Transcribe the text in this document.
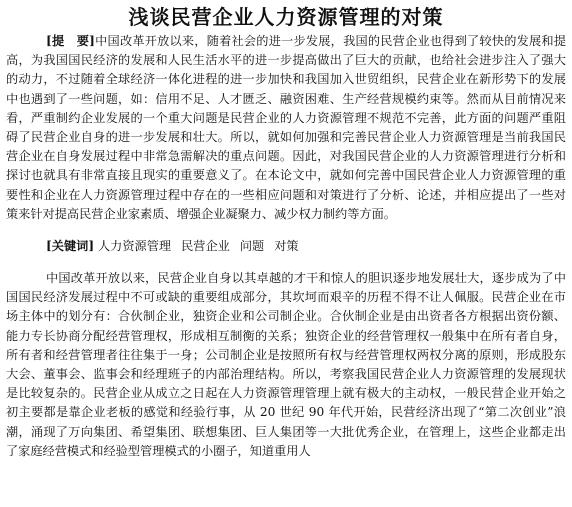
浅谈民营企业人力资源管理的对策

[提　要]中国改革开放以来，随着社会的进一步发展，我国的民营企业也得到了较快的发展和提高，为我国国民经济的发展和人民生活水平的进一步提高做出了巨大的贡献，也给社会进步注入了强大的动力，不过随着全球经济一体化进程的进一步加快和我国加入世贸组织，民营企业在新形势下的发展中也遇到了一些问题，如：信用不足、人才匮乏、融资困难、生产经营规模约束等。然而从目前情况来看，严重制约企业发展的一个重大问题是民营企业的人力资源管理不规范不完善，此方面的问题严重阻碍了民营企业自身的进一步发展和壮大。所以，就如何加强和完善民营企业人力资源管理是当前我国民营企业在自身发展过程中非常急需解决的重点问题。因此，对我国民营企业的人力资源管理进行分析和探讨也就具有非常直接且现实的重要意义了。在本论文中，就如何完善中国民营企业人力资源管理的重要性和企业在人力资源管理过程中存在的一些相应问题和对策进行了分析、论述，并相应提出了一些对策来针对提高民营企业家素质、增强企业凝聚力、减少权力制约等方面。

[关键词] 人力资源管理 民营企业 问题 对策

中国改革开放以来，民营企业自身以其卓越的才干和惊人的胆识逐步地发展壮大，逐步成为了中国国民经济发展过程中不可或缺的重要组成部分，其坎坷而艰辛的历程不得不让人佩服。民营企业在市场主体中的划分有：合伙制企业，独资企业和公司制企业。合伙制企业是由出资者各方根据出资份额、能力专长协商分配经营管理权，形成相互制衡的关系；独资企业的经营管理权一般集中在所有者自身，所有者和经营管理者往往集于一身；公司制企业是按照所有权与经营管理权两权分离的原则，形成股东大会、董事会、监事会和经理班子的内部治理结构。所以，考察我国民营企业人力资源管理的发展现状是比较复杂的。民营企业从成立之日起在人力资源管理管理上就有极大的主动权，一般民营企业开始之初主要都是靠企业老板的感觉和经验行事，从 20 世纪 90 年代开始，民营经济出现了“第二次创业”浪潮，涌现了万向集团、希望集团、联想集团、巨人集团等一大批优秀企业，在管理上，这些企业都走出了家庭经营模式和经验型管理模式的小圈子，知道重用人
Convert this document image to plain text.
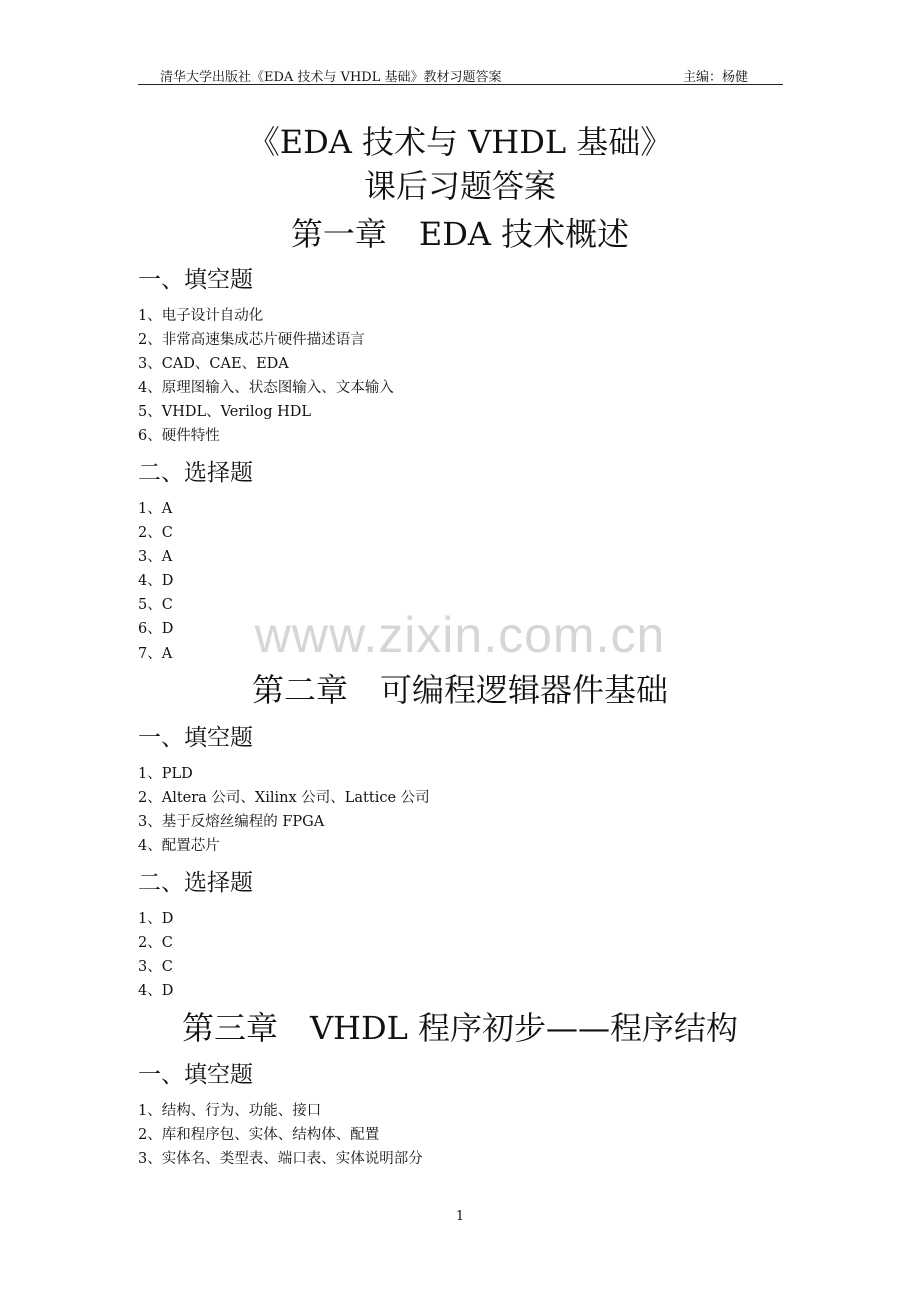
清华大学出版社《EDA 技术与 VHDL 基础》教材习题答案	主编：杨健
《EDA 技术与 VHDL 基础》
课后习题答案
第一章　EDA 技术概述
一、填空题
1、电子设计自动化
2、非常高速集成芯片硬件描述语言
3、CAD、CAE、EDA
4、原理图输入、状态图输入、文本输入
5、VHDL、Verilog HDL
6、硬件特性
二、选择题
1、A
2、C
3、A
4、D
5、C
6、D
7、A
第二章　可编程逻辑器件基础
一、填空题
1、PLD
2、Altera 公司、Xilinx 公司、Lattice 公司
3、基于反熔丝编程的 FPGA
4、配置芯片
二、选择题
1、D
2、C
3、C
4、D
第三章　VHDL 程序初步——程序结构
一、填空题
1、结构、行为、功能、接口
2、库和程序包、实体、结构体、配置
3、实体名、类型表、端口表、实体说明部分
www.zixin.com.cn
1
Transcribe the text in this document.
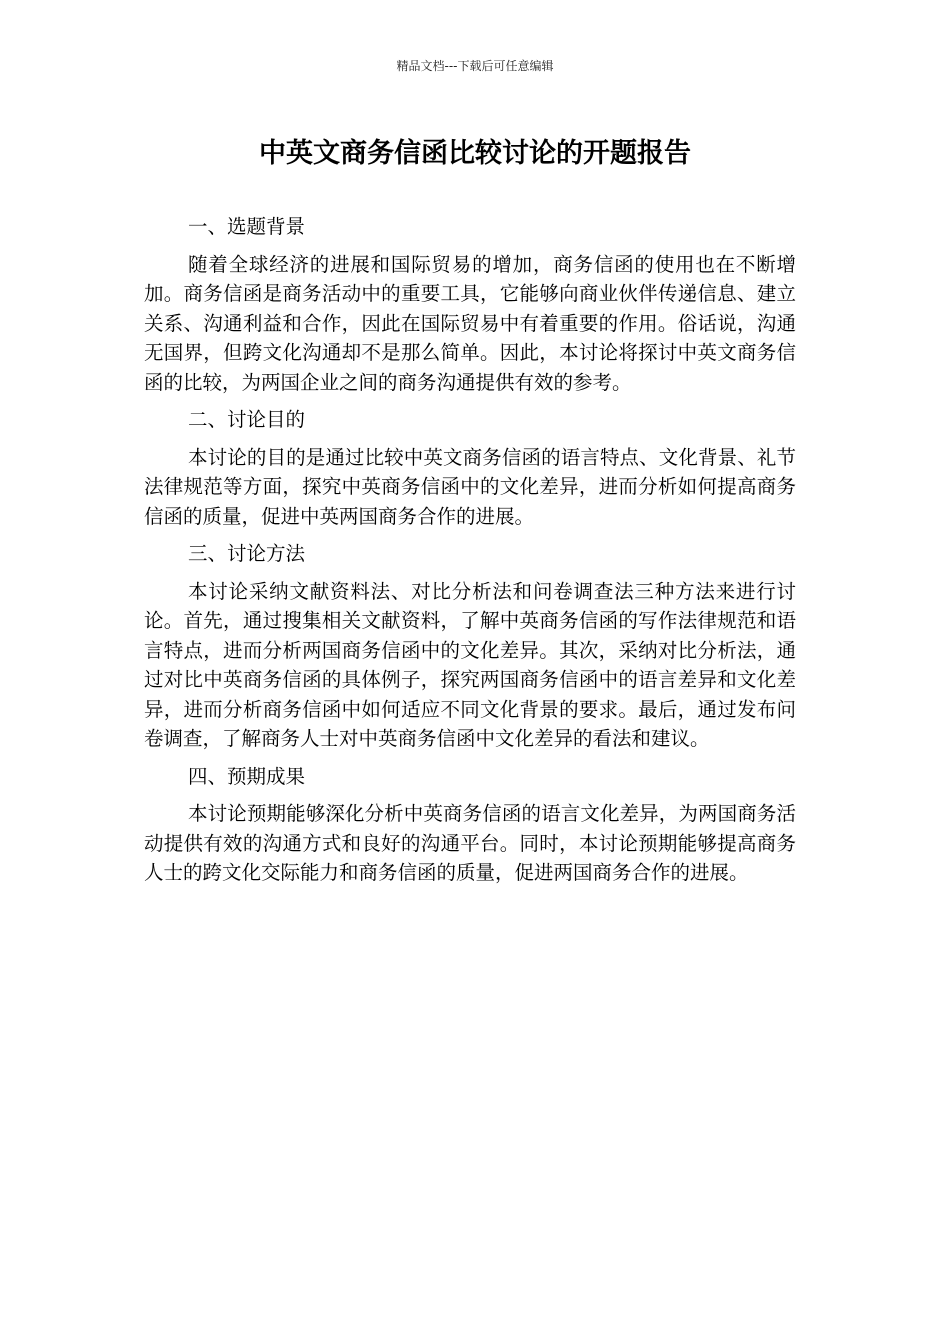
精品文档---下载后可任意编辑
中英文商务信函比较讨论的开题报告
一、选题背景

随着全球经济的进展和国际贸易的增加，商务信函的使用也在不断增加。商务信函是商务活动中的重要工具，它能够向商业伙伴传递信息、建立关系、沟通利益和合作，因此在国际贸易中有着重要的作用。俗话说，沟通无国界，但跨文化沟通却不是那么简单。因此，本讨论将探讨中英文商务信函的比较，为两国企业之间的商务沟通提供有效的参考。

二、讨论目的

本讨论的目的是通过比较中英文商务信函的语言特点、文化背景、礼节法律规范等方面，探究中英商务信函中的文化差异，进而分析如何提高商务信函的质量，促进中英两国商务合作的进展。

三、讨论方法

本讨论采纳文献资料法、对比分析法和问卷调查法三种方法来进行讨论。首先，通过搜集相关文献资料，了解中英商务信函的写作法律规范和语言特点，进而分析两国商务信函中的文化差异。其次，采纳对比分析法，通过对比中英商务信函的具体例子，探究两国商务信函中的语言差异和文化差异，进而分析商务信函中如何适应不同文化背景的要求。最后，通过发布问卷调查，了解商务人士对中英商务信函中文化差异的看法和建议。

四、预期成果

本讨论预期能够深化分析中英商务信函的语言文化差异，为两国商务活动提供有效的沟通方式和良好的沟通平台。同时，本讨论预期能够提高商务人士的跨文化交际能力和商务信函的质量，促进两国商务合作的进展。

# Exercise task
Print the records word for word and exclude any picture they hold.

# Task result
Transcribe the text in this document.
浅谈民营企业人力资源管理的对策

[提　要]中国改革开放以来，随着社会的进一步发展，我国的民营企业也得到了较快的发展和提高，为我国国民经济的发展和人民生活水平的进一步提高做出了巨大的贡献，也给社会进步注入了强大的动力，不过随着全球经济一体化进程的进一步加快和我国加入世贸组织，民营企业在新形势下的发展中也遇到了一些问题，如：信用不足、人才匮乏、融资困难、生产经营规模约束等。然而从目前情况来看，严重制约企业发展的一个重大问题是民营企业的人力资源管理不规范不完善，此方面的问题严重阻碍了民营企业自身的进一步发展和壮大。所以，就如何加强和完善民营企业人力资源管理是当前我国民营企业在自身发展过程中非常急需解决的重点问题。因此，对我国民营企业的人力资源管理进行分析和探讨也就具有非常直接且现实的重要意义了。在本论文中，就如何完善中国民营企业人力资源管理的重要性和企业在人力资源管理过程中存在的一些相应问题和对策进行了分析、论述，并相应提出了一些对策来针对提高民营企业家素质、增强企业凝聚力、减少权力制约等方面。

[关键词] 人力资源管理 民营企业 问题 对策

中国改革开放以来，民营企业自身以其卓越的才干和惊人的胆识逐步地发展壮大，逐步成为了中国国民经济发展过程中不可或缺的重要组成部分，其坎坷而艰辛的历程不得不让人佩服。民营企业在市场主体中的划分有：合伙制企业，独资企业和公司制企业。合伙制企业是由出资者各方根据出资份额、能力专长协商分配经营管理权，形成相互制衡的关系；独资企业的经营管理权一般集中在所有者自身，所有者和经营管理者往往集于一身；公司制企业是按照所有权与经营管理权两权分离的原则，形成股东大会、董事会、监事会和经理班子的内部治理结构。所以，考察我国民营企业人力资源管理的发展现状是比较复杂的。民营企业从成立之日起在人力资源管理管理上就有极大的主动权，一般民营企业开始之初主要都是靠企业老板的感觉和经验行事，从 20 世纪 90 年代开始，民营经济出现了“第二次创业”浪潮，涌现了万向集团、希望集团、联想集团、巨人集团等一大批优秀企业，在管理上，这些企业都走出了家庭经营模式和经验型管理模式的小圈子，知道重用人
Convert this document image to plain text.
清华大学出版社《EDA 技术与 VHDL 基础》教材习题答案	主编：杨健
《EDA 技术与 VHDL 基础》
课后习题答案
第一章　EDA 技术概述
一、填空题
1、电子设计自动化
2、非常高速集成芯片硬件描述语言
3、CAD、CAE、EDA
4、原理图输入、状态图输入、文本输入
5、VHDL、Verilog HDL
6、硬件特性
二、选择题
1、A
2、C
3、A
4、D
5、C
6、D
7、A
第二章　可编程逻辑器件基础
一、填空题
1、PLD
2、Altera 公司、Xilinx 公司、Lattice 公司
3、基于反熔丝编程的 FPGA
4、配置芯片
二、选择题
1、D
2、C
3、C
4、D
第三章　VHDL 程序初步——程序结构
一、填空题
1、结构、行为、功能、接口
2、库和程序包、实体、结构体、配置
3、实体名、类型表、端口表、实体说明部分
www.zixin.com.cn
1
Transcribe the text in this document.
精品文档---下载后可任意编辑
中英文商务信函比较讨论的开题报告
一、选题背景

随着全球经济的进展和国际贸易的增加，商务信函的使用也在不断增加。商务信函是商务活动中的重要工具，它能够向商业伙伴传递信息、建立关系、沟通利益和合作，因此在国际贸易中有着重要的作用。俗话说，沟通无国界，但跨文化沟通却不是那么简单。因此，本讨论将探讨中英文商务信函的比较，为两国企业之间的商务沟通提供有效的参考。

二、讨论目的

本讨论的目的是通过比较中英文商务信函的语言特点、文化背景、礼节法律规范等方面，探究中英商务信函中的文化差异，进而分析如何提高商务信函的质量，促进中英两国商务合作的进展。

三、讨论方法

本讨论采纳文献资料法、对比分析法和问卷调查法三种方法来进行讨论。首先，通过搜集相关文献资料，了解中英商务信函的写作法律规范和语言特点，进而分析两国商务信函中的文化差异。其次，采纳对比分析法，通过对比中英商务信函的具体例子，探究两国商务信函中的语言差异和文化差异，进而分析商务信函中如何适应不同文化背景的要求。最后，通过发布问卷调查，了解商务人士对中英商务信函中文化差异的看法和建议。

四、预期成果

本讨论预期能够深化分析中英商务信函的语言文化差异，为两国商务活动提供有效的沟通方式和良好的沟通平台。同时，本讨论预期能够提高商务人士的跨文化交际能力和商务信函的质量，促进两国商务合作的进展。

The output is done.